→ **Exercise**:
Collect all the lines that mention the word "image".

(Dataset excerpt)
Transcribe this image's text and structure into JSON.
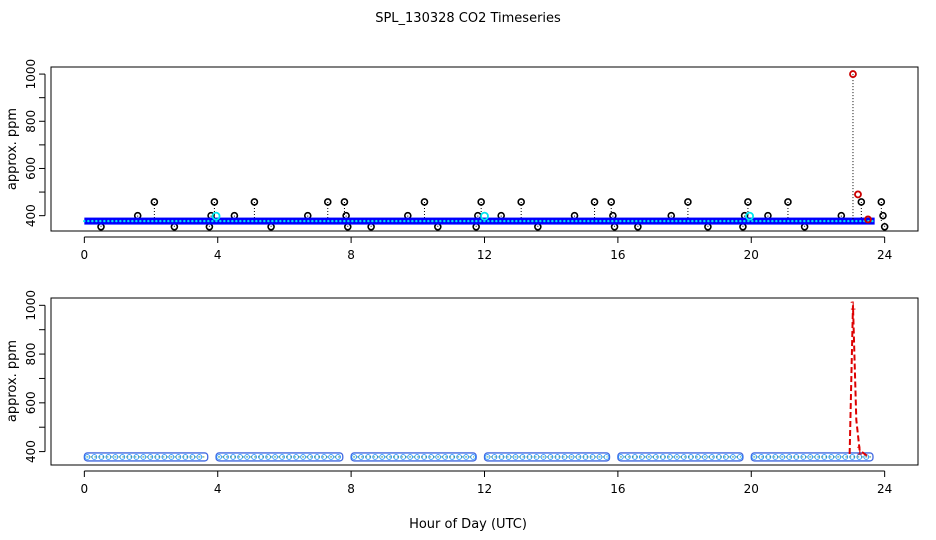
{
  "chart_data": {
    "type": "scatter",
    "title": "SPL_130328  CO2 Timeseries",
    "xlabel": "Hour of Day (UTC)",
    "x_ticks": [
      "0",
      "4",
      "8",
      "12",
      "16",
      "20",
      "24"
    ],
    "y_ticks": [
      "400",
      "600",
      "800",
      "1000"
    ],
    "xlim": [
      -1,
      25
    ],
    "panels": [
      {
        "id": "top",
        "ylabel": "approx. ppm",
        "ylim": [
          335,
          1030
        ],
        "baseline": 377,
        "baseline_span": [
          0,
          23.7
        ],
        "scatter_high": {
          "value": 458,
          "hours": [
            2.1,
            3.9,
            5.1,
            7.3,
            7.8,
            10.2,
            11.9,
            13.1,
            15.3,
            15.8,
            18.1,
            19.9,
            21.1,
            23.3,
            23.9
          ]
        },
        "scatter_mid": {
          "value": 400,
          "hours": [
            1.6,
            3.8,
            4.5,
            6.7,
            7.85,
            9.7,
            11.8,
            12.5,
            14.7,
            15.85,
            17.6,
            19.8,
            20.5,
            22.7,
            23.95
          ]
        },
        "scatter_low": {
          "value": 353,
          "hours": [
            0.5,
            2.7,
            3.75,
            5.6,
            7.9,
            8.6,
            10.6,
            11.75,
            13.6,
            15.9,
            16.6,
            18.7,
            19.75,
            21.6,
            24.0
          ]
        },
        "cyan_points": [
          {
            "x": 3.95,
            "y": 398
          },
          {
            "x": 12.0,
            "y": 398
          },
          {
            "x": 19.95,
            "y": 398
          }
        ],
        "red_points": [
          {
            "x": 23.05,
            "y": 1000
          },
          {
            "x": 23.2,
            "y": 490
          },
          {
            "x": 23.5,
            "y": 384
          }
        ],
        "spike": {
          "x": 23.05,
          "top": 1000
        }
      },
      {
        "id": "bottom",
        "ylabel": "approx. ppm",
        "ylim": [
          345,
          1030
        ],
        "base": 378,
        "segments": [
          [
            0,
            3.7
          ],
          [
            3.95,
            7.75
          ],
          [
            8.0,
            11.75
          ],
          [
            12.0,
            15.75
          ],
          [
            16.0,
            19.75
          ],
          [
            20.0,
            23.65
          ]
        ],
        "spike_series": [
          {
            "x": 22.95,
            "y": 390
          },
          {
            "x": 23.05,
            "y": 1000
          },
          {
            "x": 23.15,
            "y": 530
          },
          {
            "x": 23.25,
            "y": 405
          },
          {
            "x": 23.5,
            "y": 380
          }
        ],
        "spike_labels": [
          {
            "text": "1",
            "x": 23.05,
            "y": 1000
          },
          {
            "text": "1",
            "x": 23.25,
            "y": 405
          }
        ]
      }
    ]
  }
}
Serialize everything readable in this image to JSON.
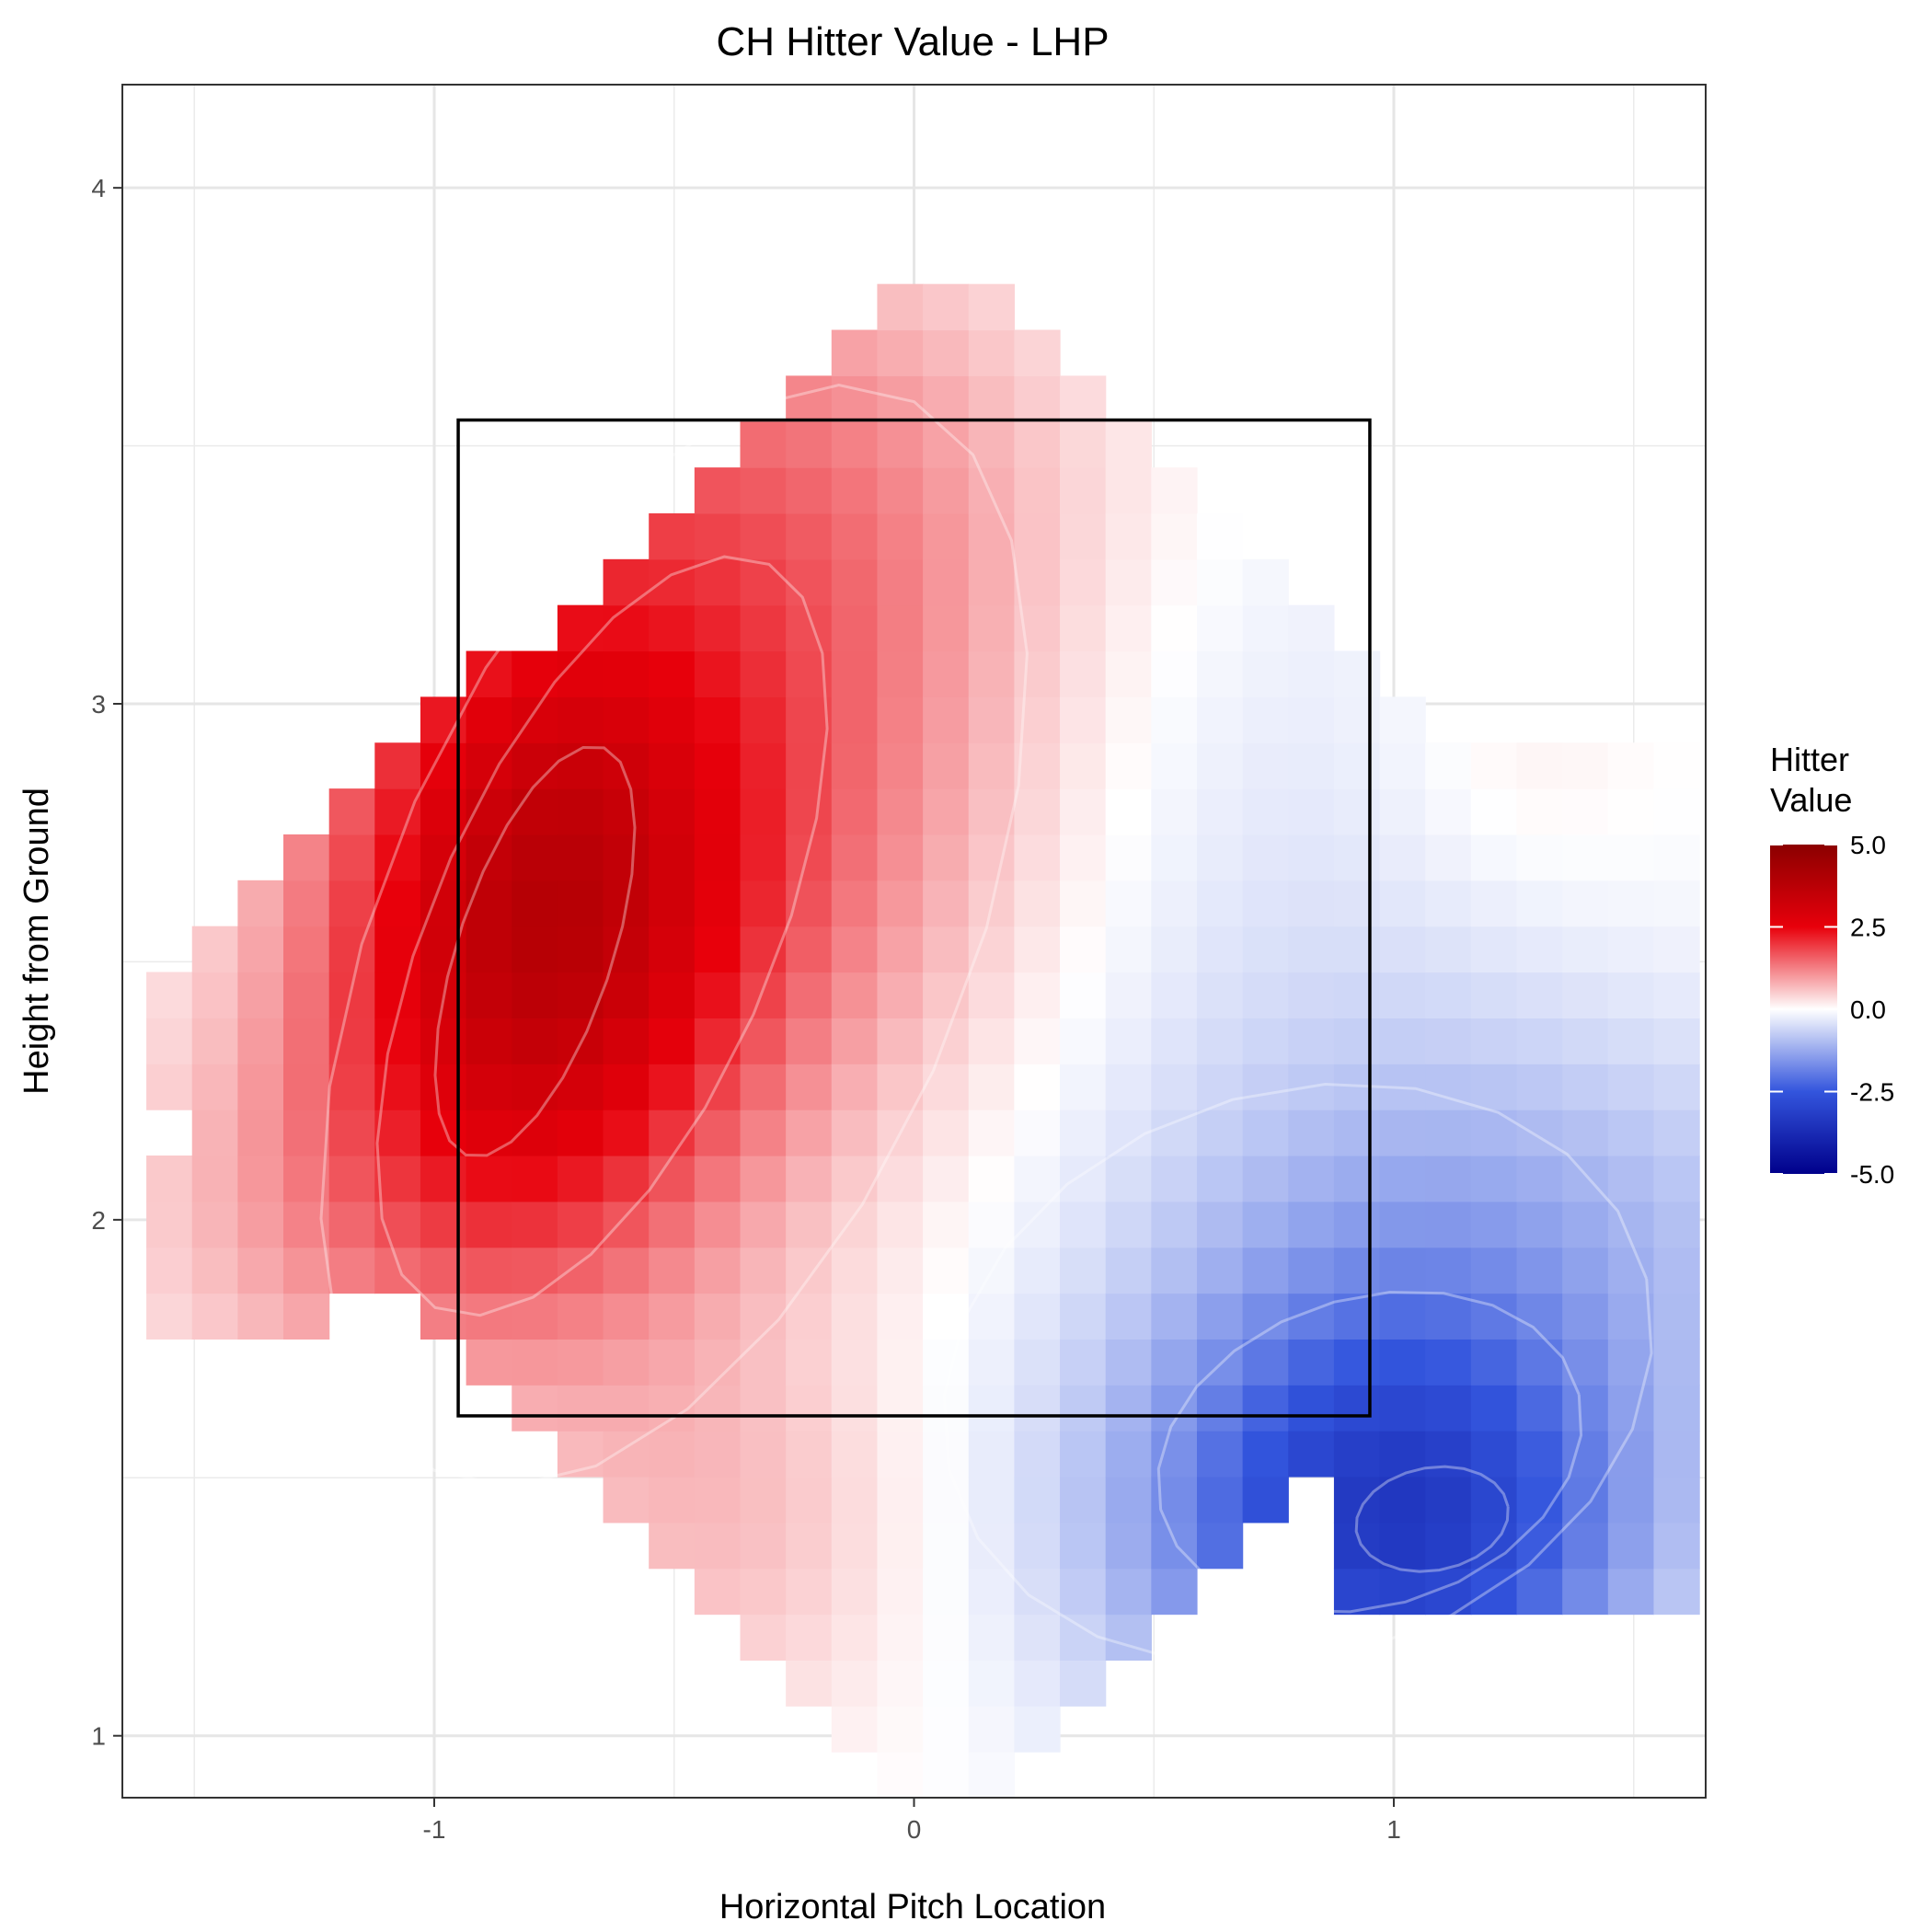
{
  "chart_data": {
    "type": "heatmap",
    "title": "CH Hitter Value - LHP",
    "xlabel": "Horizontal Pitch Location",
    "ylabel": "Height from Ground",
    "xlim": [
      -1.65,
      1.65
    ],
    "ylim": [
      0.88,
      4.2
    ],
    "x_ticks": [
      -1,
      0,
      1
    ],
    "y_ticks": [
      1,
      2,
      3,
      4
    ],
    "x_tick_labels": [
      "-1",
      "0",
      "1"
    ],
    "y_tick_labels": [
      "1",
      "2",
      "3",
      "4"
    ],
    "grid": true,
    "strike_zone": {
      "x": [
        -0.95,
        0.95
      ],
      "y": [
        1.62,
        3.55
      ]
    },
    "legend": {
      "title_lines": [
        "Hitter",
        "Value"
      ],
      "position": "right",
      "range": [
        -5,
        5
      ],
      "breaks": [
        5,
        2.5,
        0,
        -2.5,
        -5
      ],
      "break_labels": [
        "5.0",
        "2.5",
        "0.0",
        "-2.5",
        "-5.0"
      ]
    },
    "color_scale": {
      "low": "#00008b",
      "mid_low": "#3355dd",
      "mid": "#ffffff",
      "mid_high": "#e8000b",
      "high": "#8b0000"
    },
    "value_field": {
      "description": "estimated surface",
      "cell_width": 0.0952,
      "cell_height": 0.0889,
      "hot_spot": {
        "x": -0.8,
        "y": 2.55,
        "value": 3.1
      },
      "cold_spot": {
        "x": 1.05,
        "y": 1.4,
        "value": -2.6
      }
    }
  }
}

→ **Output below**:
Transcribe this image's text and structure into JSON.
Serialize everything readable in this image to JSON.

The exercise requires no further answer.